Requirement => Render the lines starting at the one containing "heatmap-cell — [245, 502, 251, 508]" and ending at the one containing "heatmap-cell — [371, 374, 377, 380]" as a JSON list of strings, one string per line, omitting blank lines.

Supplied material =>
** START **
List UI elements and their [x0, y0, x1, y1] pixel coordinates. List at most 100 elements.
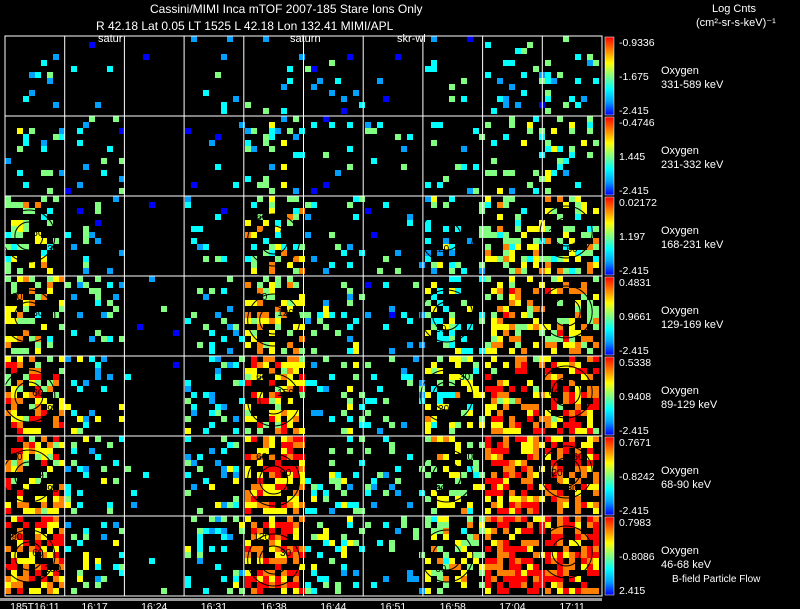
heatmap-cell — [245, 502, 251, 508]
heatmap-cell — [527, 244, 533, 250]
heatmap-cell — [467, 442, 473, 448]
heatmap-cell — [563, 202, 569, 208]
heatmap-cell — [17, 588, 23, 594]
heatmap-cell — [593, 404, 599, 410]
heatmap-cell — [269, 348, 275, 354]
heatmap-cell — [515, 324, 521, 330]
heatmap-cell — [35, 342, 41, 348]
heatmap-cell — [5, 306, 11, 312]
heatmap-cell — [281, 410, 287, 416]
heatmap-cell — [461, 540, 467, 546]
heatmap-cell — [23, 182, 29, 188]
heatmap-cell — [551, 170, 557, 176]
heatmap-cell — [557, 238, 563, 244]
heatmap-cell — [17, 398, 23, 404]
heatmap-cell — [563, 392, 569, 398]
heatmap-cell — [527, 404, 533, 410]
heatmap-cell — [551, 582, 557, 588]
heatmap-cell — [77, 570, 83, 576]
heatmap-cell — [203, 528, 209, 534]
heatmap-cell — [575, 102, 581, 108]
heatmap-cell — [371, 374, 377, 380]
contour-label: 60 — [567, 244, 579, 255]
contour-label: 30 — [11, 372, 23, 383]
heatmap-cell — [29, 558, 35, 564]
heatmap-cell — [407, 318, 413, 324]
heatmap-cell — [359, 546, 365, 552]
heatmap-cell — [287, 128, 293, 134]
heatmap-cell — [575, 202, 581, 208]
heatmap-cell — [29, 576, 35, 582]
heatmap-cell — [71, 294, 77, 300]
heatmap-cell — [509, 472, 515, 478]
heatmap-cell — [569, 348, 575, 354]
heatmap-cell — [551, 472, 557, 478]
heatmap-cell — [47, 336, 53, 342]
x-tick-label: 16:31 — [201, 601, 227, 609]
heatmap-cell — [497, 490, 503, 496]
heatmap-cell — [41, 170, 47, 176]
heatmap-cell — [527, 276, 533, 282]
heatmap-cell — [299, 294, 305, 300]
heatmap-cell — [83, 380, 89, 386]
heatmap-cell — [5, 392, 11, 398]
heatmap-cell — [557, 540, 563, 546]
heatmap-cell — [347, 448, 353, 454]
heatmap-cell — [269, 146, 275, 152]
heatmap-cell — [245, 436, 251, 442]
contour-label: 30 — [11, 452, 23, 463]
heatmap-cell — [263, 294, 269, 300]
heatmap-cell — [263, 490, 269, 496]
heatmap-cell — [443, 582, 449, 588]
heatmap-cell — [503, 380, 509, 386]
heatmap-cell — [575, 410, 581, 416]
heatmap-cell — [245, 570, 251, 576]
heatmap-cell — [263, 176, 269, 182]
heatmap-cell — [401, 146, 407, 152]
heatmap-cell — [203, 256, 209, 262]
heatmap-cell — [341, 502, 347, 508]
heatmap-cell — [323, 528, 329, 534]
heatmap-cell — [41, 140, 47, 146]
heatmap-cell — [497, 288, 503, 294]
heatmap-cell — [527, 540, 533, 546]
heatmap-cell — [11, 564, 17, 570]
heatmap-cell — [41, 516, 47, 522]
contour-label: 120 — [253, 532, 270, 543]
heatmap-cell — [575, 448, 581, 454]
heatmap-cell — [269, 570, 275, 576]
heatmap-cell — [503, 516, 509, 522]
heatmap-cell — [497, 416, 503, 422]
heatmap-cell — [581, 336, 587, 342]
heatmap-cell — [425, 576, 431, 582]
heatmap-cell — [17, 448, 23, 454]
heatmap-cell — [101, 170, 107, 176]
heatmap-cell — [497, 484, 503, 490]
heatmap-cell — [563, 552, 569, 558]
heatmap-cell — [209, 330, 215, 336]
heatmap-cell — [53, 460, 59, 466]
heatmap-cell — [455, 448, 461, 454]
contour-label: 60 — [256, 372, 268, 383]
heatmap-cell — [557, 436, 563, 442]
heatmap-cell — [11, 288, 17, 294]
heatmap-cell — [341, 362, 347, 368]
heatmap-cell — [545, 96, 551, 102]
heatmap-cell — [533, 552, 539, 558]
contour-ring — [247, 453, 301, 507]
heatmap-cell — [89, 336, 95, 342]
heatmap-cell — [551, 534, 557, 540]
heatmap-cell — [389, 348, 395, 354]
heatmap-cell — [533, 472, 539, 478]
heatmap-cell — [341, 250, 347, 256]
heatmap-cell — [431, 508, 437, 514]
heatmap-cell — [557, 478, 563, 484]
heatmap-cell — [545, 368, 551, 374]
heatmap-cell — [467, 356, 473, 362]
heatmap-cell — [497, 570, 503, 576]
heatmap-cell — [95, 294, 101, 300]
heatmap-cell — [587, 454, 593, 460]
contour-label: 120 — [432, 404, 449, 415]
heatmap-cell — [269, 546, 275, 552]
heatmap-cell — [41, 410, 47, 416]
** END **
Answer =>
[
  "heatmap-cell — [245, 502, 251, 508]",
  "heatmap-cell — [527, 244, 533, 250]",
  "heatmap-cell — [467, 442, 473, 448]",
  "heatmap-cell — [563, 202, 569, 208]",
  "heatmap-cell — [17, 588, 23, 594]",
  "heatmap-cell — [593, 404, 599, 410]",
  "heatmap-cell — [269, 348, 275, 354]",
  "heatmap-cell — [515, 324, 521, 330]",
  "heatmap-cell — [35, 342, 41, 348]",
  "heatmap-cell — [5, 306, 11, 312]",
  "heatmap-cell — [281, 410, 287, 416]",
  "heatmap-cell — [461, 540, 467, 546]",
  "heatmap-cell — [23, 182, 29, 188]",
  "heatmap-cell — [551, 170, 557, 176]",
  "heatmap-cell — [557, 238, 563, 244]",
  "heatmap-cell — [17, 398, 23, 404]",
  "heatmap-cell — [563, 392, 569, 398]",
  "heatmap-cell — [527, 404, 533, 410]",
  "heatmap-cell — [551, 582, 557, 588]",
  "heatmap-cell — [77, 570, 83, 576]",
  "heatmap-cell — [203, 528, 209, 534]",
  "heatmap-cell — [575, 102, 581, 108]",
  "heatmap-cell — [371, 374, 377, 380]"
]